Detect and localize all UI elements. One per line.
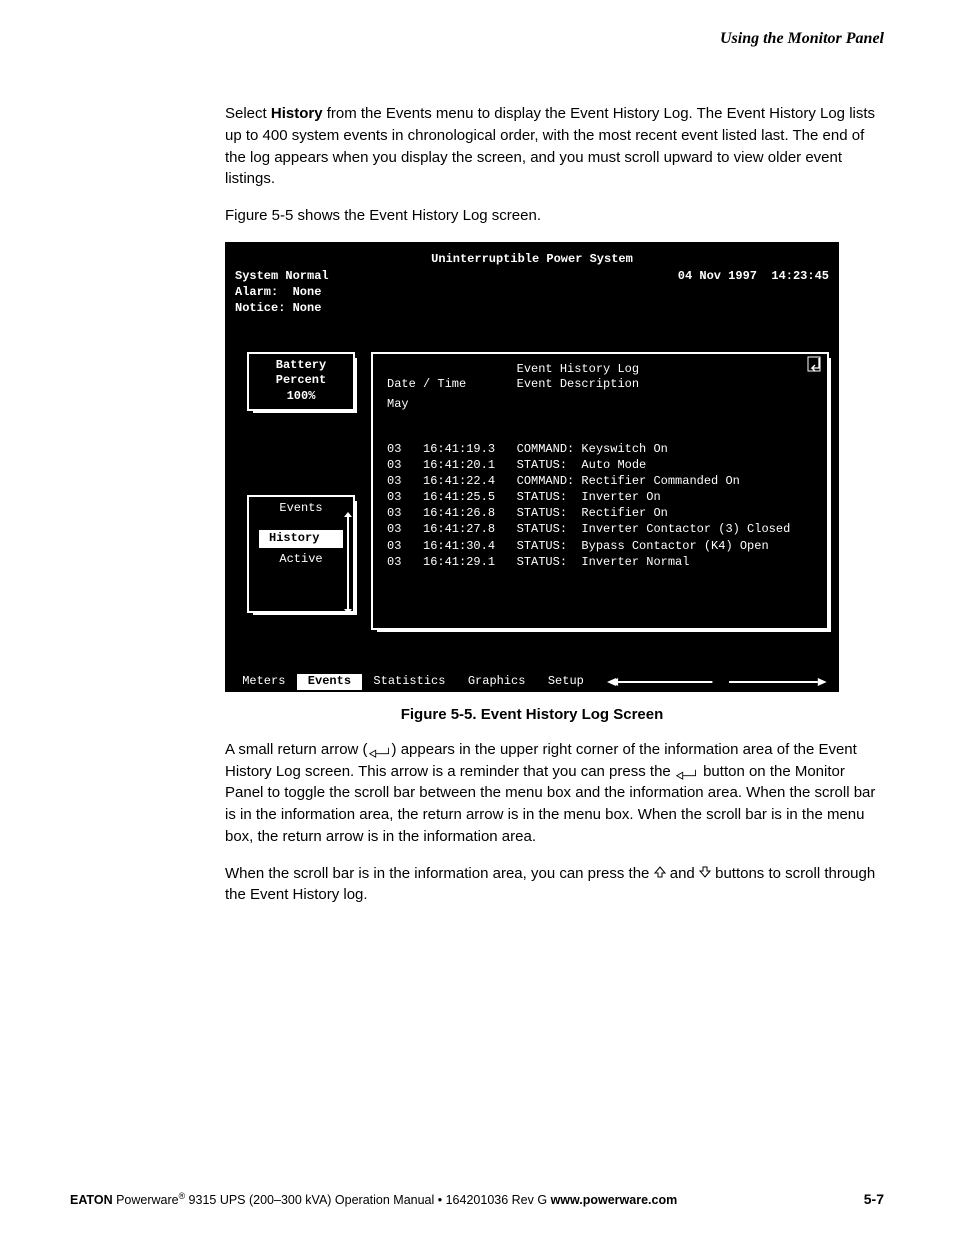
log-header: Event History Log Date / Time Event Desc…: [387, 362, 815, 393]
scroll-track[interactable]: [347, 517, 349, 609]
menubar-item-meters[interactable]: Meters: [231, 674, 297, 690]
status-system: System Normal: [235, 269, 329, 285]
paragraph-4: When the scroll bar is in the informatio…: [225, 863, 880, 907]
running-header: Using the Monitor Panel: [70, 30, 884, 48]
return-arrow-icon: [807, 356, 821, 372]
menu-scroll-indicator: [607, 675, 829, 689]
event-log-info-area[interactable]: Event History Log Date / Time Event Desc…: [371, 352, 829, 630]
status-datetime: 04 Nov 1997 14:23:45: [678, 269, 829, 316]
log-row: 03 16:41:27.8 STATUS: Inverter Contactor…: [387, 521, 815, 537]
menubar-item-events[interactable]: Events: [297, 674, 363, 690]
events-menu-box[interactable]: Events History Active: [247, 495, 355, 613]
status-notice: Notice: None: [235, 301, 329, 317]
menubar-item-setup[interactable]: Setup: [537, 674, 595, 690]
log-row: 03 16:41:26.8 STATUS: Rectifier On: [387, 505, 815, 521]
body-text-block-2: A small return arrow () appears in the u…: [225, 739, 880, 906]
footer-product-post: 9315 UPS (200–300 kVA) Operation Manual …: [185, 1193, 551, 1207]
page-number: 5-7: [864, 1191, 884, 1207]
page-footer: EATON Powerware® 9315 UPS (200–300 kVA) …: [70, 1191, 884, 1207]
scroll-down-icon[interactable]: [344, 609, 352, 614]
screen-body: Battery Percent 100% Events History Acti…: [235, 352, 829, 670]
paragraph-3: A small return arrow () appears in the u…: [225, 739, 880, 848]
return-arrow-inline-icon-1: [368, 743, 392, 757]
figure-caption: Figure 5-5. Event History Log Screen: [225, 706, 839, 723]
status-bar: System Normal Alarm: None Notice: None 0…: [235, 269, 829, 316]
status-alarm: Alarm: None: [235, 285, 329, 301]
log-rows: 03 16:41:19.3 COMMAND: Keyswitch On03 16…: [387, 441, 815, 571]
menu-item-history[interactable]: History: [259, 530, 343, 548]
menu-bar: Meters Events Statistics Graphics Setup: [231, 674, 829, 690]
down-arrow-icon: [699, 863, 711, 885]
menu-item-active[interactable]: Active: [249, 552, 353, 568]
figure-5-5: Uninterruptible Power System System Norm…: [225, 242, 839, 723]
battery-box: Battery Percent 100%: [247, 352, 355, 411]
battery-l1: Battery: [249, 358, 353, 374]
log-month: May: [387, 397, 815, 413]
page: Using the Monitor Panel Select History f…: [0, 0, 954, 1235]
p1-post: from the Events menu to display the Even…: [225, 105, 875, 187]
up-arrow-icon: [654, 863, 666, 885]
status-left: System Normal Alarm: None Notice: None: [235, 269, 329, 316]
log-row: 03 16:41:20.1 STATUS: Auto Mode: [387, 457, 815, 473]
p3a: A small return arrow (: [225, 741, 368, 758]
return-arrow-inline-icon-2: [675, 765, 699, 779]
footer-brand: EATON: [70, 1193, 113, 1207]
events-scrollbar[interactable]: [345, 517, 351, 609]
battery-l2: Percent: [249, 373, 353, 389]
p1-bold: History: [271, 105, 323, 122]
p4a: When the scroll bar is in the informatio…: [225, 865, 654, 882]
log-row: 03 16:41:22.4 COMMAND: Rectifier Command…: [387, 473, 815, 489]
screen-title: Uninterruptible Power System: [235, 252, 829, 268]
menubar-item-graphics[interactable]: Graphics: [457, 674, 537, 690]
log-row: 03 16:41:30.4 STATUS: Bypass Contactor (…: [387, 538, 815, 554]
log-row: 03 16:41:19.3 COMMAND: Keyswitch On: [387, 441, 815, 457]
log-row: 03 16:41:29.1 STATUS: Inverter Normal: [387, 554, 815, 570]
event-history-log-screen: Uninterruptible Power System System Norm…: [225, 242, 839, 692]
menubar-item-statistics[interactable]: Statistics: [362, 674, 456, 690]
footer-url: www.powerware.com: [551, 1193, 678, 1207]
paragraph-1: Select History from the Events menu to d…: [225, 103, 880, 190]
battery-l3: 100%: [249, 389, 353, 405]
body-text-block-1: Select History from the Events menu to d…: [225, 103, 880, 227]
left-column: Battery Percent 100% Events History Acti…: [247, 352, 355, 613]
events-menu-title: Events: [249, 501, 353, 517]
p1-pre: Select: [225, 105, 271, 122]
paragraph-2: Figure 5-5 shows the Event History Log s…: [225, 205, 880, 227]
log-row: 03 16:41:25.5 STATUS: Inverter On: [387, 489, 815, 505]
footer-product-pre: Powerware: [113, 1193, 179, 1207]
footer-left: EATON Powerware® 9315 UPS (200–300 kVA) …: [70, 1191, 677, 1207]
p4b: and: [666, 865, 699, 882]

----------

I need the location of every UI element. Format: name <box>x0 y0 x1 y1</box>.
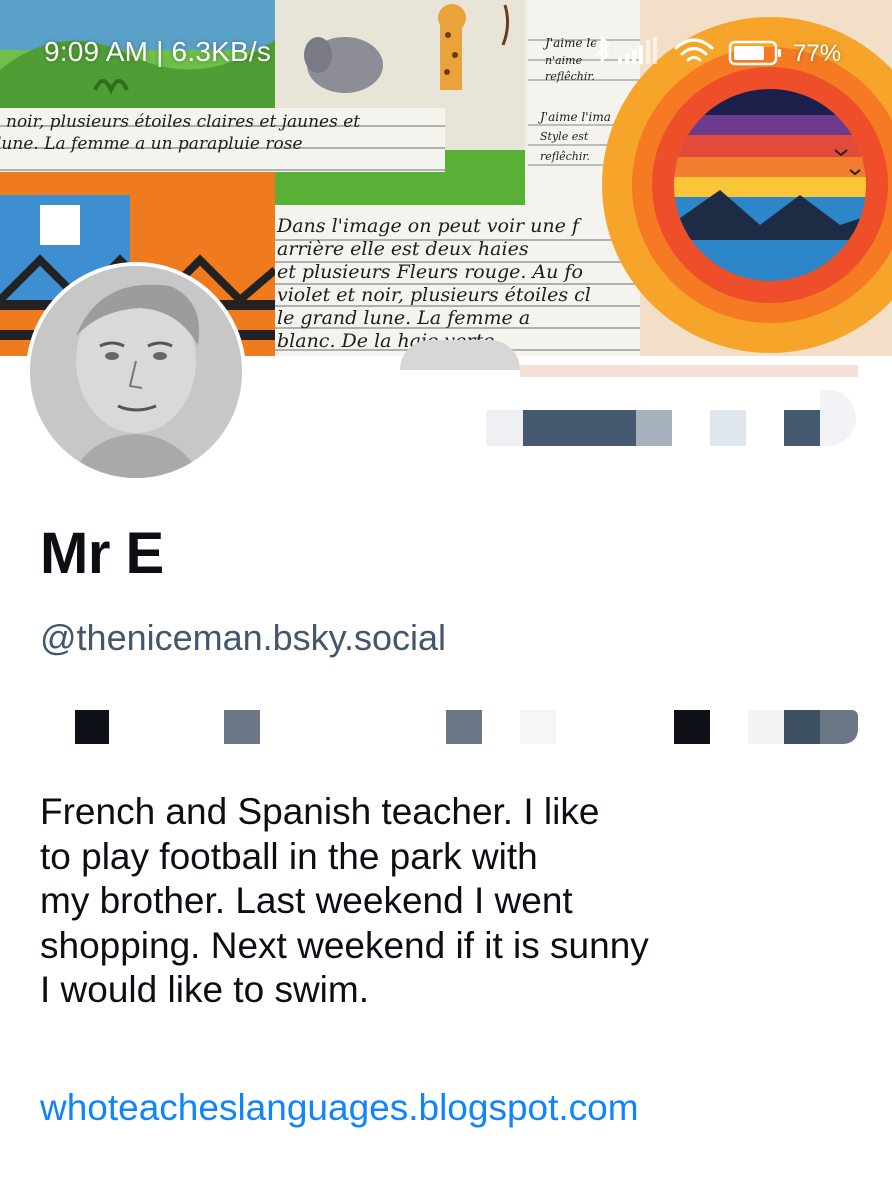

----------

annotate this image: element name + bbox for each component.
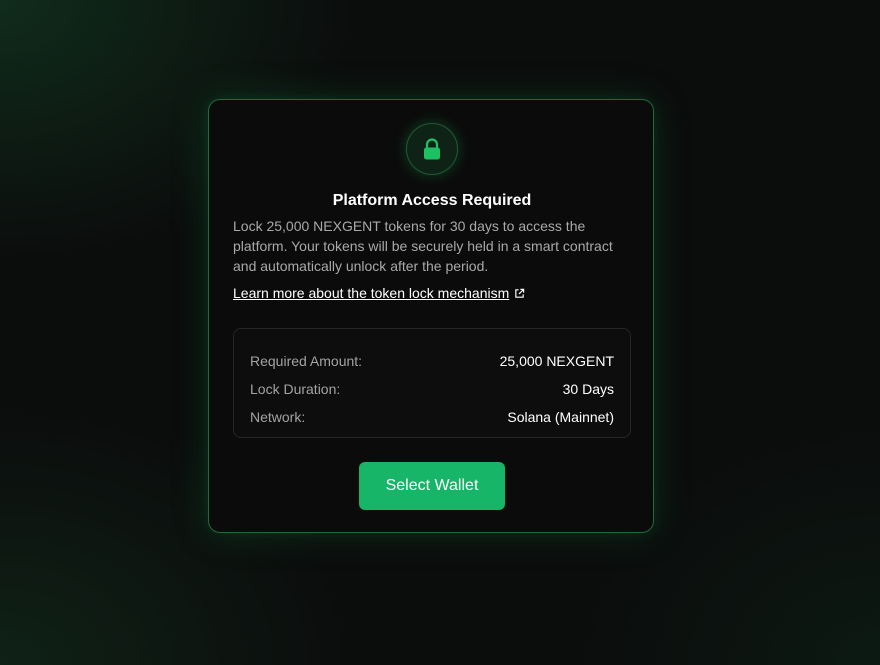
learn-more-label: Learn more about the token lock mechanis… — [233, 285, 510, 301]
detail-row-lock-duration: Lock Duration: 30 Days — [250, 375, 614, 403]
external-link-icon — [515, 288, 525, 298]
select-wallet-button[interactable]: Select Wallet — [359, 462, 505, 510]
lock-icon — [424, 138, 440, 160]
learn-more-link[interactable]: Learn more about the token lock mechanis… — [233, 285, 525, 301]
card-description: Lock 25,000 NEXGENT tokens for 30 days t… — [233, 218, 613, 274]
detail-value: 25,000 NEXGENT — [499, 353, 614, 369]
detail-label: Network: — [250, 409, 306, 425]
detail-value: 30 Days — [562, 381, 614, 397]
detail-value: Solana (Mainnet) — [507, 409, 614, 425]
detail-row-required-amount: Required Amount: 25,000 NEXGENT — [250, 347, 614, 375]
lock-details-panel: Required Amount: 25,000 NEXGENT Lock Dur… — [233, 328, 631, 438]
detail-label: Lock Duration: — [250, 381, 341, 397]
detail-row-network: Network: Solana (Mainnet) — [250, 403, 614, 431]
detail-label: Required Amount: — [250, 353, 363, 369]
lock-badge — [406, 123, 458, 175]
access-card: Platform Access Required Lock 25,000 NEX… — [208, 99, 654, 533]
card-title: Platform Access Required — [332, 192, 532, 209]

----------

Identifique nos registros acima cada linha em que aparece a palavra "Network" e copie essas linhas.

Resultado:
detail-label: Network: — [250, 409, 306, 425]
detail-row-network: Network: Solana (Mainnet) — [250, 403, 614, 431]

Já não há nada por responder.